GOAL -> Determine the number of lines in these entries that hold the word "emoción". Give the number and nothing more.
====== DATASET EXCERPTS
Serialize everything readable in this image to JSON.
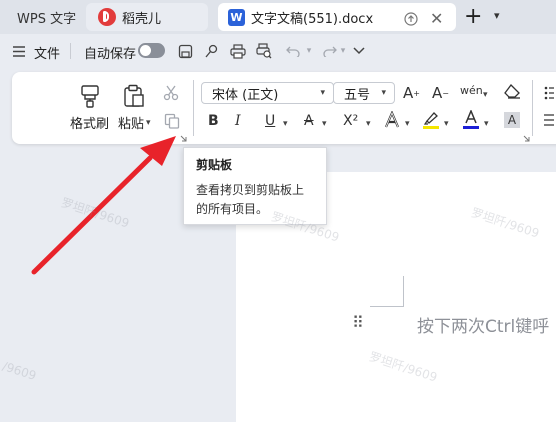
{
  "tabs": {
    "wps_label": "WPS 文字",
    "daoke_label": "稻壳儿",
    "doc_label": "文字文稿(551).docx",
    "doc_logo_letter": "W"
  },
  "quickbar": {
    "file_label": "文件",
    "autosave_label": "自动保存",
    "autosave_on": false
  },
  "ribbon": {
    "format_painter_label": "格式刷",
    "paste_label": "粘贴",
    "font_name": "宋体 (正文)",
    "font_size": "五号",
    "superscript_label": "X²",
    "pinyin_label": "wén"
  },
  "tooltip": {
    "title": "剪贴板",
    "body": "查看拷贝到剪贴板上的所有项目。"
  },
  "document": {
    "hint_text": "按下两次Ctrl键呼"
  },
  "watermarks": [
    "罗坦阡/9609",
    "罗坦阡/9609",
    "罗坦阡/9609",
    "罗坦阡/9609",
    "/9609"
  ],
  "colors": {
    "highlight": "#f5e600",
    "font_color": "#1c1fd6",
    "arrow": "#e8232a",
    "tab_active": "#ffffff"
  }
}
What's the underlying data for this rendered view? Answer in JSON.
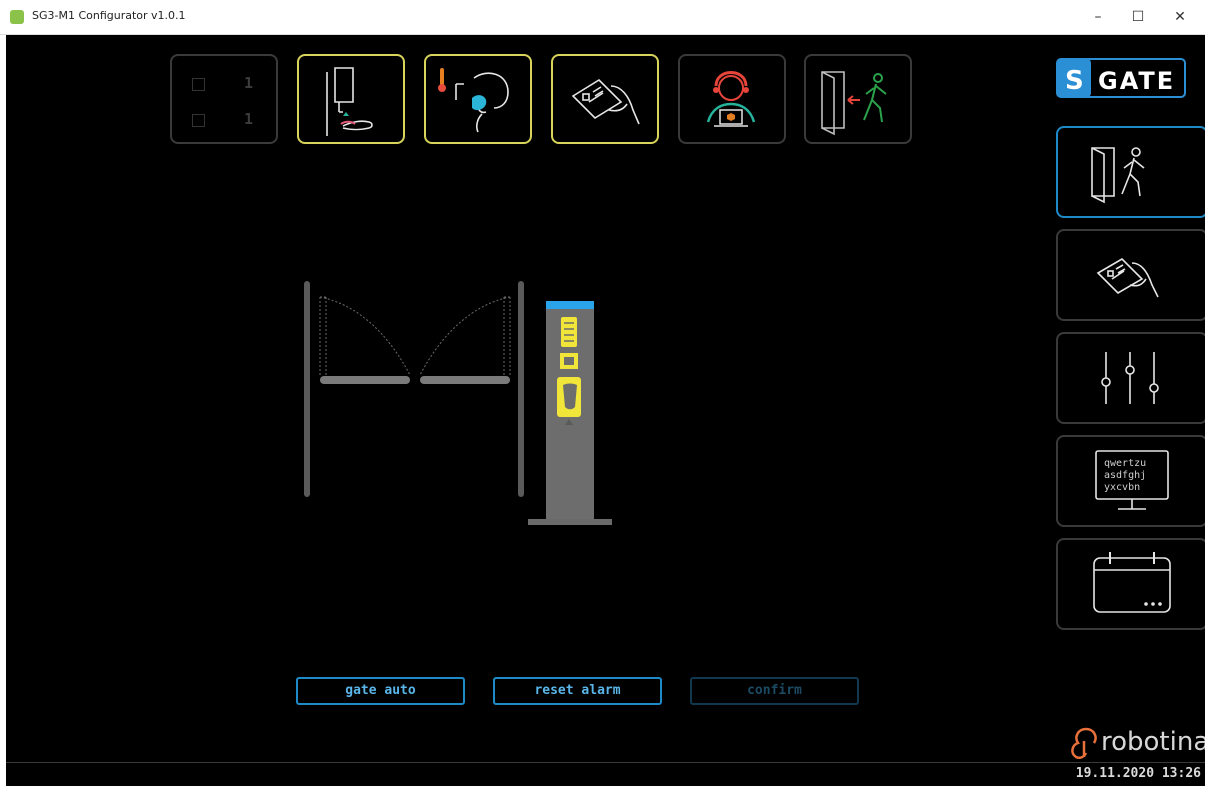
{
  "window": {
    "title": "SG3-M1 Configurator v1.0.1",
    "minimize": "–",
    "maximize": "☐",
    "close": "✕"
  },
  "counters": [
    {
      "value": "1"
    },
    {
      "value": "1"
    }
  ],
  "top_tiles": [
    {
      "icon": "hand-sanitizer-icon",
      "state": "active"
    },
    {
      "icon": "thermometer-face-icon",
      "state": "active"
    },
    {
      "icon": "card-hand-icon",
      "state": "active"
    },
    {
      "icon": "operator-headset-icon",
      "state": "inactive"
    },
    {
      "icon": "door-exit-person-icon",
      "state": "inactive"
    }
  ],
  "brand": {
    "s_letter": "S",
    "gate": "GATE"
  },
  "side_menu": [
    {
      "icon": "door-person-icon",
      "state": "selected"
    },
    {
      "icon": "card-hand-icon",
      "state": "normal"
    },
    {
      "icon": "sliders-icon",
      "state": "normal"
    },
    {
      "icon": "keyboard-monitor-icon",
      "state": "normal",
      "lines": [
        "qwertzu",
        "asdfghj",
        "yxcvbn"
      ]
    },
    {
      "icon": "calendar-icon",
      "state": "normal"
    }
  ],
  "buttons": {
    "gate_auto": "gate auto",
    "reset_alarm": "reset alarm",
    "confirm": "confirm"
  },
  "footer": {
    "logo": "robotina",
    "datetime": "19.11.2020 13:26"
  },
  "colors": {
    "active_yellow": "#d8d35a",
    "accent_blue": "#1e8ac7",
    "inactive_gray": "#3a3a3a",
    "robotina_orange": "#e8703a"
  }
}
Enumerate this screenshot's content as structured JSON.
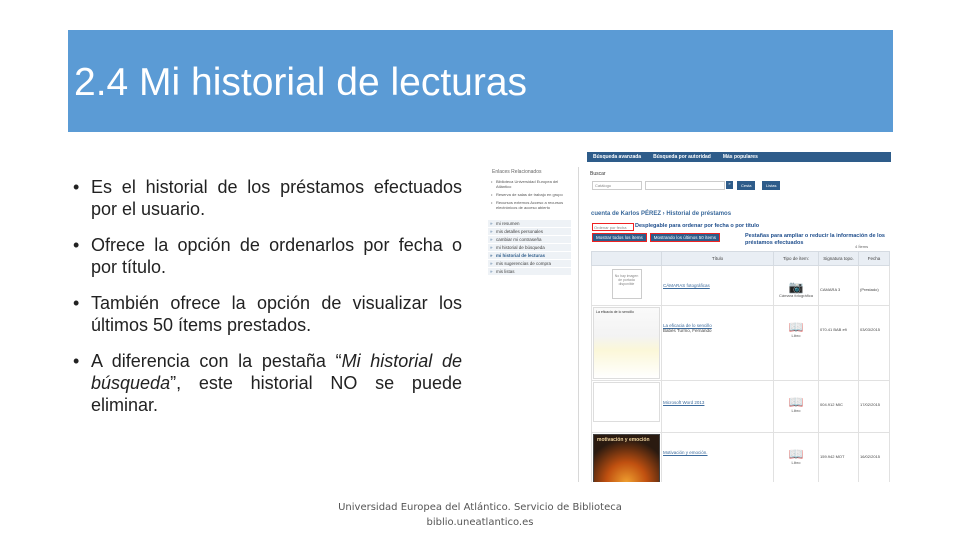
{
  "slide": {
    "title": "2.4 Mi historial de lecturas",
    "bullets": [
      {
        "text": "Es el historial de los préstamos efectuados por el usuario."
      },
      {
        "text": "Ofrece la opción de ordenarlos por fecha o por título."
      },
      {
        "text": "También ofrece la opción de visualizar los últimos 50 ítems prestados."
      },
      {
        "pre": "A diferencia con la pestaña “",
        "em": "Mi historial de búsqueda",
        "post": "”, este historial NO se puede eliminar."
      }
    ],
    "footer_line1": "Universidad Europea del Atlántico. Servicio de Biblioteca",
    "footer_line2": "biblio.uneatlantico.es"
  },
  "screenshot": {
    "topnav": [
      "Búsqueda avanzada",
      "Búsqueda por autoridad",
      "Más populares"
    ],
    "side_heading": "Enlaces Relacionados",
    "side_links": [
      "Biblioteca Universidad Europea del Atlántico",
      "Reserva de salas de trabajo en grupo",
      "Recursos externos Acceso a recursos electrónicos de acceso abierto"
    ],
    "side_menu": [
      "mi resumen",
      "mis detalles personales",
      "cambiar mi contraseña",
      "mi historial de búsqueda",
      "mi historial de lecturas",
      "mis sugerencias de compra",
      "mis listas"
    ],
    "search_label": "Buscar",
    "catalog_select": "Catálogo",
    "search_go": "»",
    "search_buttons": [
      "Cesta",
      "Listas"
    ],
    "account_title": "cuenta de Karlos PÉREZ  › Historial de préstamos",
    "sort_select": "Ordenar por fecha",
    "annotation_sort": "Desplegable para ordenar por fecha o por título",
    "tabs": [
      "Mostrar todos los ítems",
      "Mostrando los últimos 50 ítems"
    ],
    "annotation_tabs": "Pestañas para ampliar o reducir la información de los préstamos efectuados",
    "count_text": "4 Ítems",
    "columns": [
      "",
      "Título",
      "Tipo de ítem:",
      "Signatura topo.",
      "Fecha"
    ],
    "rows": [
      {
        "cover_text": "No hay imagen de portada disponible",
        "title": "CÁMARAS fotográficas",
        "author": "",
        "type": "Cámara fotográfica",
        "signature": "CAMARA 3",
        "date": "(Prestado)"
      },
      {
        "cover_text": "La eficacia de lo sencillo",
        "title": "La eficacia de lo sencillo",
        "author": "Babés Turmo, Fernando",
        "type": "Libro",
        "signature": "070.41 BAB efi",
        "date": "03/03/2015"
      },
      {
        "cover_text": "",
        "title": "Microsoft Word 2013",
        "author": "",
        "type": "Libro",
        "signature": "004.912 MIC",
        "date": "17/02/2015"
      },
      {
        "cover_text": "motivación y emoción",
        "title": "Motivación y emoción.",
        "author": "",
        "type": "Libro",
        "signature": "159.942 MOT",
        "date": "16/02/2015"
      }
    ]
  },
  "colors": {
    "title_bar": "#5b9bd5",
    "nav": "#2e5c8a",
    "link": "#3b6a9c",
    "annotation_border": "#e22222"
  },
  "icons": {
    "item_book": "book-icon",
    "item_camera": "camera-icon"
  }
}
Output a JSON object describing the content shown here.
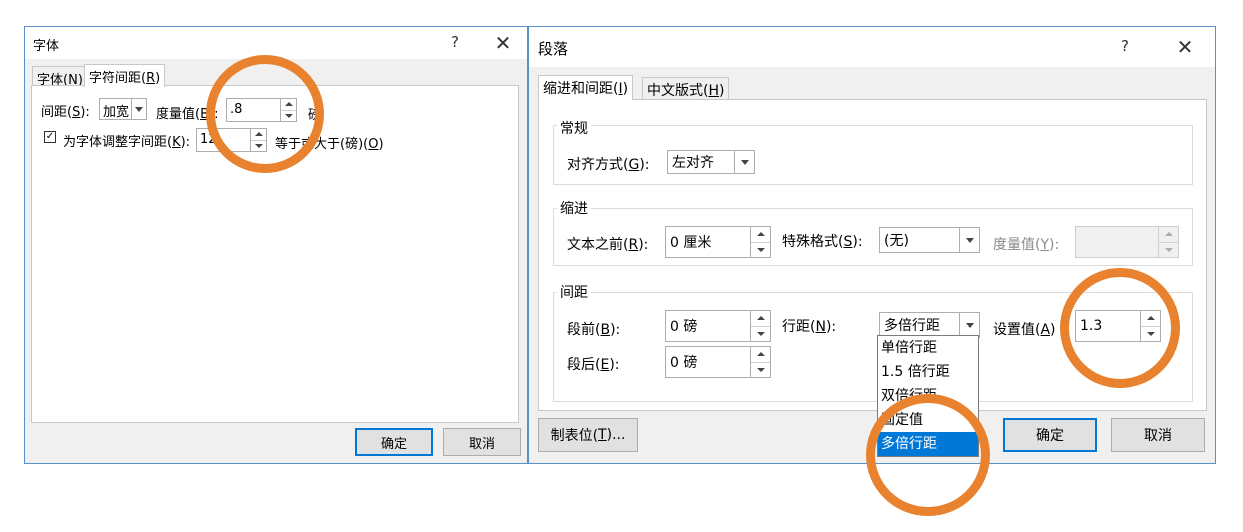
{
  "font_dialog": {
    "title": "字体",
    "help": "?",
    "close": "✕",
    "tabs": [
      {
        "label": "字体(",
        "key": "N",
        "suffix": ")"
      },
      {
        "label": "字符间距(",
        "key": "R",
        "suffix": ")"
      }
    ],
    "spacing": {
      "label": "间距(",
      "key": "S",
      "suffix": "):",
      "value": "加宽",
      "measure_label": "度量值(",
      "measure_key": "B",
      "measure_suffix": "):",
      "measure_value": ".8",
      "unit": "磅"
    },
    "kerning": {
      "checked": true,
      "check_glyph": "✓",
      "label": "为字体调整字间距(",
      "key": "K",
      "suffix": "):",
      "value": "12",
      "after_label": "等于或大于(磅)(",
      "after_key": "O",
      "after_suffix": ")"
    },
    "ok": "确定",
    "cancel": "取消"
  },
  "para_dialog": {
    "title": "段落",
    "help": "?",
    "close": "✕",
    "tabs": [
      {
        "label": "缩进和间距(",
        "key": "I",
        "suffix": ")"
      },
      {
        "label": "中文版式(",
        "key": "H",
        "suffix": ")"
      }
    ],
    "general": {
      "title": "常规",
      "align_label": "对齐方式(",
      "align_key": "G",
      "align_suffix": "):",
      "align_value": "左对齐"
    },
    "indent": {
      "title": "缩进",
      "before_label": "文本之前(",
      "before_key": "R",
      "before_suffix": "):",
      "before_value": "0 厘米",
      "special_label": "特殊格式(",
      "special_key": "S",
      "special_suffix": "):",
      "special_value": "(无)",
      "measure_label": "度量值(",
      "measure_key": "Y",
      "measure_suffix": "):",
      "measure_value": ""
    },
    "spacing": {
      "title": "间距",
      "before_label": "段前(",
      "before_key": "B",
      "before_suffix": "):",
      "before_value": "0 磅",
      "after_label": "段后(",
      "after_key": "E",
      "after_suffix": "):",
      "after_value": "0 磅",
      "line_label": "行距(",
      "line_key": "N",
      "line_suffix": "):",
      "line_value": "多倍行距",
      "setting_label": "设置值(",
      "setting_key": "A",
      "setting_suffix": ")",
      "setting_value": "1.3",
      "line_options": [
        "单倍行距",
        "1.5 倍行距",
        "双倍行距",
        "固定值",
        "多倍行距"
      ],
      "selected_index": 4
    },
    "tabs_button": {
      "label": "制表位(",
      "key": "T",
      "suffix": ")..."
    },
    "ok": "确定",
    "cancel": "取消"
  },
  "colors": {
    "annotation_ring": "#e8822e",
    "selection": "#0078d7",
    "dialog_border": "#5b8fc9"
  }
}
============
THE RESPONSE -> 2